Short problem :: Please find all lines in the data that hold the string "如有发生" and copy them.

(Data records)
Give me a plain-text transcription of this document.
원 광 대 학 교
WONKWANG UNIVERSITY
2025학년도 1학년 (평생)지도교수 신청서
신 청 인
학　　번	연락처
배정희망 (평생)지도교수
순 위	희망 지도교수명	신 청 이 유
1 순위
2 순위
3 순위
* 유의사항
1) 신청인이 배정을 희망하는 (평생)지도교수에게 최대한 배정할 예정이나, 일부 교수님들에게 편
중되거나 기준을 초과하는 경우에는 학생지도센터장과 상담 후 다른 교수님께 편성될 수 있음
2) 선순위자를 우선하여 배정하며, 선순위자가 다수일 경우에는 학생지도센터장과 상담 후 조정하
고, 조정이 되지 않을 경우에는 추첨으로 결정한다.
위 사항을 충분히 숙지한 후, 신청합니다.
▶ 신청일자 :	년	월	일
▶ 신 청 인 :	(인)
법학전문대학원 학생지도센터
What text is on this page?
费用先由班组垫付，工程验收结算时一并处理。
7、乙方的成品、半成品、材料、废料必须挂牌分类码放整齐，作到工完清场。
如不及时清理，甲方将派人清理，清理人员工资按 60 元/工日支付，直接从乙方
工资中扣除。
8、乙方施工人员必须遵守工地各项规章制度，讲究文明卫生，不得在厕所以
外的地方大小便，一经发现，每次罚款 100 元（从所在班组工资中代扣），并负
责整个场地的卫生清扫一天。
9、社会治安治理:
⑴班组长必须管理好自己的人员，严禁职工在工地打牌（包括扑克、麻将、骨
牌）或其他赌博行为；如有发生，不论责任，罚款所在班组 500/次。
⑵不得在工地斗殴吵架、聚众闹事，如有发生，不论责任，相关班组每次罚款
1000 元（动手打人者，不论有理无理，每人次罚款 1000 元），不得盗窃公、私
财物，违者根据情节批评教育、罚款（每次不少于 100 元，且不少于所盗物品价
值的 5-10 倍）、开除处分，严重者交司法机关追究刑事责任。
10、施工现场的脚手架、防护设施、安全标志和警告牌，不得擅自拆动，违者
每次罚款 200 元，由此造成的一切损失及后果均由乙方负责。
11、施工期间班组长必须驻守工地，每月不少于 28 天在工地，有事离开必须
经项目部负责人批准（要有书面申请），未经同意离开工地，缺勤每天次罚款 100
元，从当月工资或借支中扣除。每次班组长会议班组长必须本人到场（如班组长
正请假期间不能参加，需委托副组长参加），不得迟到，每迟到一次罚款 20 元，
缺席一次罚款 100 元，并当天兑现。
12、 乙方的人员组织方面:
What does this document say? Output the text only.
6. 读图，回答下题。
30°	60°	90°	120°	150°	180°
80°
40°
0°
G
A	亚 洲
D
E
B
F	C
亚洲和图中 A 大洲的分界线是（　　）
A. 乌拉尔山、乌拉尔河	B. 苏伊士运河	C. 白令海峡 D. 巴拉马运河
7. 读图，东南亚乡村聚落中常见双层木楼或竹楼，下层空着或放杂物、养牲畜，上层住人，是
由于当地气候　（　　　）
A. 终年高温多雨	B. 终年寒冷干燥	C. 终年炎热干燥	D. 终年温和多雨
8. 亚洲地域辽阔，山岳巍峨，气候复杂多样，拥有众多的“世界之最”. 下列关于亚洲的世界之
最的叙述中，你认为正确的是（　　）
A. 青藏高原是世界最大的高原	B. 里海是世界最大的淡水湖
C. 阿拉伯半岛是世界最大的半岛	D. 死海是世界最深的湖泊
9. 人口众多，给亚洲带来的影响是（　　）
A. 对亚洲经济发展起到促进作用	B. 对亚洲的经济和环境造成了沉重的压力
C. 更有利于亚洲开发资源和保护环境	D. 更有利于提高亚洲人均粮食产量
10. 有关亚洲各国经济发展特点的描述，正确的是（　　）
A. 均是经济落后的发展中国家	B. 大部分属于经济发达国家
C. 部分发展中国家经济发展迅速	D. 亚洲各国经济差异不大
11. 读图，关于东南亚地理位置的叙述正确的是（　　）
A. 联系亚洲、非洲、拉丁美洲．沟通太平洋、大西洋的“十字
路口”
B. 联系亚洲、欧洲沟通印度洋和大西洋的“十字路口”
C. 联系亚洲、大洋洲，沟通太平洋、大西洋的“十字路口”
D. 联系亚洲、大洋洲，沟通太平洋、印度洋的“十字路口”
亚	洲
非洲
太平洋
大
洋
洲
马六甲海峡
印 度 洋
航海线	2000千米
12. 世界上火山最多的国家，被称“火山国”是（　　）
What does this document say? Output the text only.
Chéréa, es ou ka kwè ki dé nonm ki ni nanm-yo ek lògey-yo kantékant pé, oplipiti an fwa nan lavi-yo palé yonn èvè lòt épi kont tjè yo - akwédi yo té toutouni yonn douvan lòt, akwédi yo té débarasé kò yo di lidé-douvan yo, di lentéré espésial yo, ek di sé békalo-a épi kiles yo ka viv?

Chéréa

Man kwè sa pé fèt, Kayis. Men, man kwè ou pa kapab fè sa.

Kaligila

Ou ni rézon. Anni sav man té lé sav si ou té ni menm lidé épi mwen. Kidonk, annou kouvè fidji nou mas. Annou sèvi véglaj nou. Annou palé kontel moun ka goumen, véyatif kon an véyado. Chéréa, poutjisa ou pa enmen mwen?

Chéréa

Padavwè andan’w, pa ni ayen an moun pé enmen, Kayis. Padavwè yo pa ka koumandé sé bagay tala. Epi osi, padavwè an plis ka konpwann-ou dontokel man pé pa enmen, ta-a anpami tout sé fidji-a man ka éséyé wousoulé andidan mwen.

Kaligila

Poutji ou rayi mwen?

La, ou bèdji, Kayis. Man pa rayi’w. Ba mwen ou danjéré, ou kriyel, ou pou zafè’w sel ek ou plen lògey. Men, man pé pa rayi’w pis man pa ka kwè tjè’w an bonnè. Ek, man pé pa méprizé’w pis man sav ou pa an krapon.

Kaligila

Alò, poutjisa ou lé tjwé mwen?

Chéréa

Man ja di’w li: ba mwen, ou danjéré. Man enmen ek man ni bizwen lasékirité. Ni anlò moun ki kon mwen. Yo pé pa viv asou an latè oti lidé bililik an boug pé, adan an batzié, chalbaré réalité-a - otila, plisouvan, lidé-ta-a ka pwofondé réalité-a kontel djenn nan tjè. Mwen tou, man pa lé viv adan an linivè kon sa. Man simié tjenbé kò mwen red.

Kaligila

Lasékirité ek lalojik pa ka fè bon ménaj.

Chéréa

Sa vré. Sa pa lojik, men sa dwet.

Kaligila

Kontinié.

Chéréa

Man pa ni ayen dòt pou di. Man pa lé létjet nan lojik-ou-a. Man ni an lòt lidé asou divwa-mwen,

Task response ::
牌）或其他赌博行为；如有发生，不论责任，罚款所在班组 500/次。
⑵不得在工地斗殴吵架、聚众闹事，如有发生，不论责任，相关班组每次罚款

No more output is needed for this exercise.